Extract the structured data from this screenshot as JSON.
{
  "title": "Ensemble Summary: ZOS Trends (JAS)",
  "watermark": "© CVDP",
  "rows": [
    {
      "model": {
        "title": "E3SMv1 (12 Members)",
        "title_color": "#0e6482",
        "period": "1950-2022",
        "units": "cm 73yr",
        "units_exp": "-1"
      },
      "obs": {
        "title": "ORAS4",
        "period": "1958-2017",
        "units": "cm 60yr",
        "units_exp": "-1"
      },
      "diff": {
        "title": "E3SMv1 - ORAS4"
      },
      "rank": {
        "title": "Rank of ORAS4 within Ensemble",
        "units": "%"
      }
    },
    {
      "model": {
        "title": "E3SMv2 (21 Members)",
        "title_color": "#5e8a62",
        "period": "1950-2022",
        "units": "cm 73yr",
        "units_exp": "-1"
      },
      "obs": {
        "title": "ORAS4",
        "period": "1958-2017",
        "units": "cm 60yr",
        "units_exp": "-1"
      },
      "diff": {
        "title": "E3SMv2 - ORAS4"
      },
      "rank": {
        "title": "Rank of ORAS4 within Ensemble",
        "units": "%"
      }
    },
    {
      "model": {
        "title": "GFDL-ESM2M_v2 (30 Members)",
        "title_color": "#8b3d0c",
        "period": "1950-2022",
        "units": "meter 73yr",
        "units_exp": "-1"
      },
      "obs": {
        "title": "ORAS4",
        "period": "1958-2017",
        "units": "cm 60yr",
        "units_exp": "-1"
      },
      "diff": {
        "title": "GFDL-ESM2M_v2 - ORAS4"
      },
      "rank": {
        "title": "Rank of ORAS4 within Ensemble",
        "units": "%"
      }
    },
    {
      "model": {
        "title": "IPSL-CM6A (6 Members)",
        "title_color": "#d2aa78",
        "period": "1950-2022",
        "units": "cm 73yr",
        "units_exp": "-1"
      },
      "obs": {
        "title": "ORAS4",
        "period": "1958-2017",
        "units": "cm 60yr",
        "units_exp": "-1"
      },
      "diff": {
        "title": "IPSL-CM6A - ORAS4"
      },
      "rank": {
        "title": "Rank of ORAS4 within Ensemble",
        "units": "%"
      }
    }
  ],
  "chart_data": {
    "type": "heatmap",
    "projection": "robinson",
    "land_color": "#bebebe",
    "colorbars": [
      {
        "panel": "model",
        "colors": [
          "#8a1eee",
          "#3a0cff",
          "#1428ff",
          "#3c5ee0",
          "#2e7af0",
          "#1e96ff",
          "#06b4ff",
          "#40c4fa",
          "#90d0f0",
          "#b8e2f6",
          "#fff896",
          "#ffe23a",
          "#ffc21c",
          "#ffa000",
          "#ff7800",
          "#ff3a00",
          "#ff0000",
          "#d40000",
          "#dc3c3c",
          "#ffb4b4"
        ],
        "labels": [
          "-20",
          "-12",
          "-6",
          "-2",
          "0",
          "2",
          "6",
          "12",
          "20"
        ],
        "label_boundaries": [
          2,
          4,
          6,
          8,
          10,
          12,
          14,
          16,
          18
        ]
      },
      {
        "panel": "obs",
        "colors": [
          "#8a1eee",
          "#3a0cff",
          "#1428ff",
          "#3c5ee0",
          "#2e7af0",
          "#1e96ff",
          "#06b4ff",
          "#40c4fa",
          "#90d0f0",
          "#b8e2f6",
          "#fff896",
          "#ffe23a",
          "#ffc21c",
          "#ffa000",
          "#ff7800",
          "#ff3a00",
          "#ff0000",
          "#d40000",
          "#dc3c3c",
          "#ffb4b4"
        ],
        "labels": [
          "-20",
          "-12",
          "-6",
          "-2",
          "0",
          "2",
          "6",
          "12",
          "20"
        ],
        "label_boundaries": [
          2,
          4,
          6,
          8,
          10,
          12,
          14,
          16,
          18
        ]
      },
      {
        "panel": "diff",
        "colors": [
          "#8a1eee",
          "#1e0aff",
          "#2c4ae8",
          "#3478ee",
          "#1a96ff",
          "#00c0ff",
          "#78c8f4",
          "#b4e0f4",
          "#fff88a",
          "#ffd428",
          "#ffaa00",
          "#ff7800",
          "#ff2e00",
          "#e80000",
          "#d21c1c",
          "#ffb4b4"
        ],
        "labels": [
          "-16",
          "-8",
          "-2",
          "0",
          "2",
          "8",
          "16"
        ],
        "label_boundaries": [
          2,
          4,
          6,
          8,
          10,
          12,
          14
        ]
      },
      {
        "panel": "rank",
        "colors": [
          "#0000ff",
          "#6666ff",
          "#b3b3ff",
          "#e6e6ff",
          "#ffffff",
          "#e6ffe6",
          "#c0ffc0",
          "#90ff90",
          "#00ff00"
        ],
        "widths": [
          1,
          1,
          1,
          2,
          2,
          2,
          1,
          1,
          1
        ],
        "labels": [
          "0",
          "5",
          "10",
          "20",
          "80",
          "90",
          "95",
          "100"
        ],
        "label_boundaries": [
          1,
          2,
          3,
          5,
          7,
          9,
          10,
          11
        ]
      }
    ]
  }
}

★ ★ ★ ★ ★ ★ ★

■ Written exercise
State how many lines of the listing hold the string "Members"; reply with the number and nothing else.

■ Exercise solution
4